» WORK REQUIRED: Look over the lines below. Report each one that includes the string "Firenze".

[BEGIN]

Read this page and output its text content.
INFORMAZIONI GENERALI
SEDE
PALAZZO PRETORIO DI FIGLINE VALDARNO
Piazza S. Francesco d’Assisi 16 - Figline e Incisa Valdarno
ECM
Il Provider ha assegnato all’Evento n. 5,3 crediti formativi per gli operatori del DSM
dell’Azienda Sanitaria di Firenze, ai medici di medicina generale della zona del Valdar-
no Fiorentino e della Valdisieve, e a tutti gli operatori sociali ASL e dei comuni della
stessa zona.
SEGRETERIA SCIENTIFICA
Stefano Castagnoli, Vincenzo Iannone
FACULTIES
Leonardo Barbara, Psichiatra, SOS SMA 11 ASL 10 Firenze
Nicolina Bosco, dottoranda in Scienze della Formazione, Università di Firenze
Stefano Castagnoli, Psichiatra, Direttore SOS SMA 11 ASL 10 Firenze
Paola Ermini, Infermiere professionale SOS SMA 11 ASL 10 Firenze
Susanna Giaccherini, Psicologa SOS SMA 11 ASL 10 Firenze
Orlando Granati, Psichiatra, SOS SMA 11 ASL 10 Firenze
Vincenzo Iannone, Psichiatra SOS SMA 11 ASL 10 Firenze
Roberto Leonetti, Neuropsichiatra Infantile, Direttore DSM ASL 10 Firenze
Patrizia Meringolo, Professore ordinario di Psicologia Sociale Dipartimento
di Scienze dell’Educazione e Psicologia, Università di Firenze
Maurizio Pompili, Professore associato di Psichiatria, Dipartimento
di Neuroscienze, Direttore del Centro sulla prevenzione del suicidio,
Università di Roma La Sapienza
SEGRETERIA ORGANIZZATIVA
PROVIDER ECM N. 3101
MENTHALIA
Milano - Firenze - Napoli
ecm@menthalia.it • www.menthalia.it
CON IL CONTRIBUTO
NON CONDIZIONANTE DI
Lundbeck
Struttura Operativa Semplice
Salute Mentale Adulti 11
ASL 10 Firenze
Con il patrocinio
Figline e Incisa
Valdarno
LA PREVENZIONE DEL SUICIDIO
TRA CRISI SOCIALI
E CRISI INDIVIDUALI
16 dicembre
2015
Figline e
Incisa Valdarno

[END]
[BEGIN]

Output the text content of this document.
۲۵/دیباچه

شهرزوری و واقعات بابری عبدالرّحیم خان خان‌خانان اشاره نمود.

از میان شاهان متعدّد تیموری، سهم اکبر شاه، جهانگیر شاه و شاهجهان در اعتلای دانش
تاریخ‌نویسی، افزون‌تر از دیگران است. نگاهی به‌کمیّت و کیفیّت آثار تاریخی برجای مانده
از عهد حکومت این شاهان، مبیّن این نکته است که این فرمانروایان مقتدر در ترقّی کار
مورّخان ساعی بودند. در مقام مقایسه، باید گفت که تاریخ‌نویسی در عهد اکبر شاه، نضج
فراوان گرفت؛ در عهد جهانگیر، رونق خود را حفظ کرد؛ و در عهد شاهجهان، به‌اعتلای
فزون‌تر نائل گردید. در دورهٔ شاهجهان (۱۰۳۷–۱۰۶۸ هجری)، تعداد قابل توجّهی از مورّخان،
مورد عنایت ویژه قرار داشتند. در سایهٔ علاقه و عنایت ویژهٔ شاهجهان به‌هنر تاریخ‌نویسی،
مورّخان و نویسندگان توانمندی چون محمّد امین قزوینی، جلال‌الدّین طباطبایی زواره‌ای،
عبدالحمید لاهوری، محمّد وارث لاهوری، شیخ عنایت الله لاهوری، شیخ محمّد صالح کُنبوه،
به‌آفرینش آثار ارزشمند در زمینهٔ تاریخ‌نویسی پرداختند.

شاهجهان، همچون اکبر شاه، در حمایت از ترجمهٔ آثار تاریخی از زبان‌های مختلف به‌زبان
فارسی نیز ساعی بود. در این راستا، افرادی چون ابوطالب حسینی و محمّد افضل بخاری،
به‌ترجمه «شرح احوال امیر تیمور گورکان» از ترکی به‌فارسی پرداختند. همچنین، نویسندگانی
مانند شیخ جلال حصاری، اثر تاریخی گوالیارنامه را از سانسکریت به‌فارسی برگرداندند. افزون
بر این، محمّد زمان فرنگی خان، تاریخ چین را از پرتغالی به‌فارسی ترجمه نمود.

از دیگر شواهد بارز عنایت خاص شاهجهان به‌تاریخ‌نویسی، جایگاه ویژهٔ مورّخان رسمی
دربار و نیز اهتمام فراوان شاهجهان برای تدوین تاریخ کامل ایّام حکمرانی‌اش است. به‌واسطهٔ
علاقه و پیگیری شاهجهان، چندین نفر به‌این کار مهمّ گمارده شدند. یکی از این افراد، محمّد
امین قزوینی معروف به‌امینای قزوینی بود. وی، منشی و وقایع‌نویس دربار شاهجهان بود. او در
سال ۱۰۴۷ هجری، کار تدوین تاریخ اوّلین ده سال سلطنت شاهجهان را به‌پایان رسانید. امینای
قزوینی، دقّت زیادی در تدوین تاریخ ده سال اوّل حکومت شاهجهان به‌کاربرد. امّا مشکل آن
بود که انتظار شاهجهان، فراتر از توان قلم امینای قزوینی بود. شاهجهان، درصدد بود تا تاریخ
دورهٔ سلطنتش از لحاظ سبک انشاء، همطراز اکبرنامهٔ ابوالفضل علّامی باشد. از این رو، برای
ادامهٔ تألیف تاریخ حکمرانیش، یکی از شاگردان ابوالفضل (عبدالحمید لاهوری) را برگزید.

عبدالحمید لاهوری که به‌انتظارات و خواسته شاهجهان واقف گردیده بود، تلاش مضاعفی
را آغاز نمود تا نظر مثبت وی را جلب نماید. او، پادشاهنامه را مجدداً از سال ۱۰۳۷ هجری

[END]
[BEGIN]

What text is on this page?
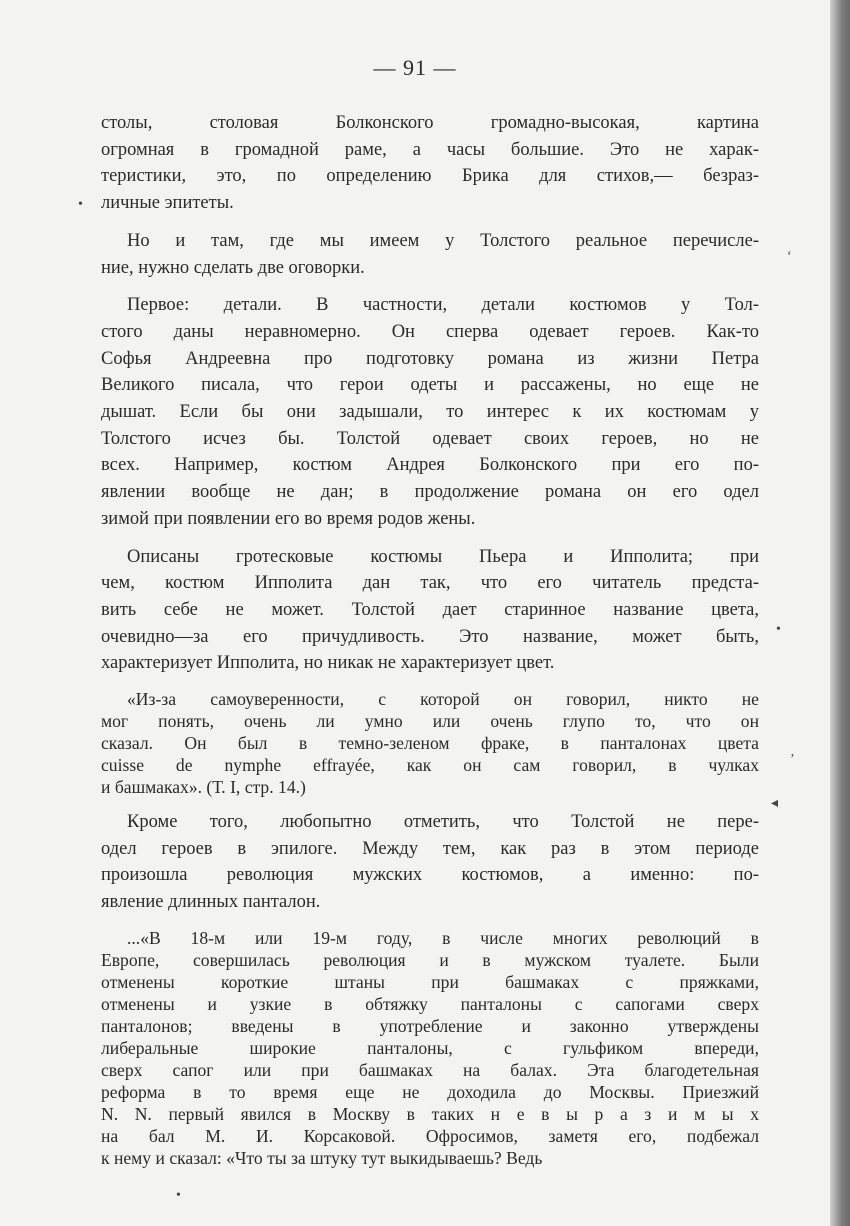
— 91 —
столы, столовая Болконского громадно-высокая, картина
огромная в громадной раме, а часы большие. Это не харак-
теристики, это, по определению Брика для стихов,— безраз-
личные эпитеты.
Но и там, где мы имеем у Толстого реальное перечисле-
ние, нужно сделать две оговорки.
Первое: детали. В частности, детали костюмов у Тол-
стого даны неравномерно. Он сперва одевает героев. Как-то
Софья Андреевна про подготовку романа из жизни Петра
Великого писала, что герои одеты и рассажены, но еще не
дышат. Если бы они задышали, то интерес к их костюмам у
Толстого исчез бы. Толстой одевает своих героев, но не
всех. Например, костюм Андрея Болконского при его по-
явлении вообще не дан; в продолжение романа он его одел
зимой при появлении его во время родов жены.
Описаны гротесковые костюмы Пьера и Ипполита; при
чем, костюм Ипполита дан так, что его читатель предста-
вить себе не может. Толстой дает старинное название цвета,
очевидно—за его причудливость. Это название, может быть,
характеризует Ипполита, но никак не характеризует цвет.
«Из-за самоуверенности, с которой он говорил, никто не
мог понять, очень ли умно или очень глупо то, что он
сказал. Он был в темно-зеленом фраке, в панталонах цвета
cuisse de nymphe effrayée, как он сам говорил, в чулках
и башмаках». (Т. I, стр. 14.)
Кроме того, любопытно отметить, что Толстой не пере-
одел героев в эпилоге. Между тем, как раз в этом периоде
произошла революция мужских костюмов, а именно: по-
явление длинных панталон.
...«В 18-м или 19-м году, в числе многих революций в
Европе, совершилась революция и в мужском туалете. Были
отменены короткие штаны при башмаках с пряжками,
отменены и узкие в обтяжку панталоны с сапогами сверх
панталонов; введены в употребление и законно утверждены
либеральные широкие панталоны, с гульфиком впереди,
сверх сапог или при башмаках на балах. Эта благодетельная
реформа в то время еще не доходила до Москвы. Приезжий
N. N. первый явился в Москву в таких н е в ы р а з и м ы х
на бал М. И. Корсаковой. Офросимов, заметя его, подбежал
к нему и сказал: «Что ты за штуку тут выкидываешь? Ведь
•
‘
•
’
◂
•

[END]

» SOLUTION FOR THIS TASK:
dell’Azienda Sanitaria di Firenze, ai medici di medicina generale della zona del Valdar-
Leonardo Barbara, Psichiatra, SOS SMA 11 ASL 10 Firenze
Nicolina Bosco, dottoranda in Scienze della Formazione, Università di Firenze
Stefano Castagnoli, Psichiatra, Direttore SOS SMA 11 ASL 10 Firenze
Paola Ermini, Infermiere professionale SOS SMA 11 ASL 10 Firenze
Susanna Giaccherini, Psicologa SOS SMA 11 ASL 10 Firenze
Orlando Granati, Psichiatra, SOS SMA 11 ASL 10 Firenze
Vincenzo Iannone, Psichiatra SOS SMA 11 ASL 10 Firenze
Roberto Leonetti, Neuropsichiatra Infantile, Direttore DSM ASL 10 Firenze
di Scienze dell’Educazione e Psicologia, Università di Firenze
Milano - Firenze - Napoli
ASL 10 Firenze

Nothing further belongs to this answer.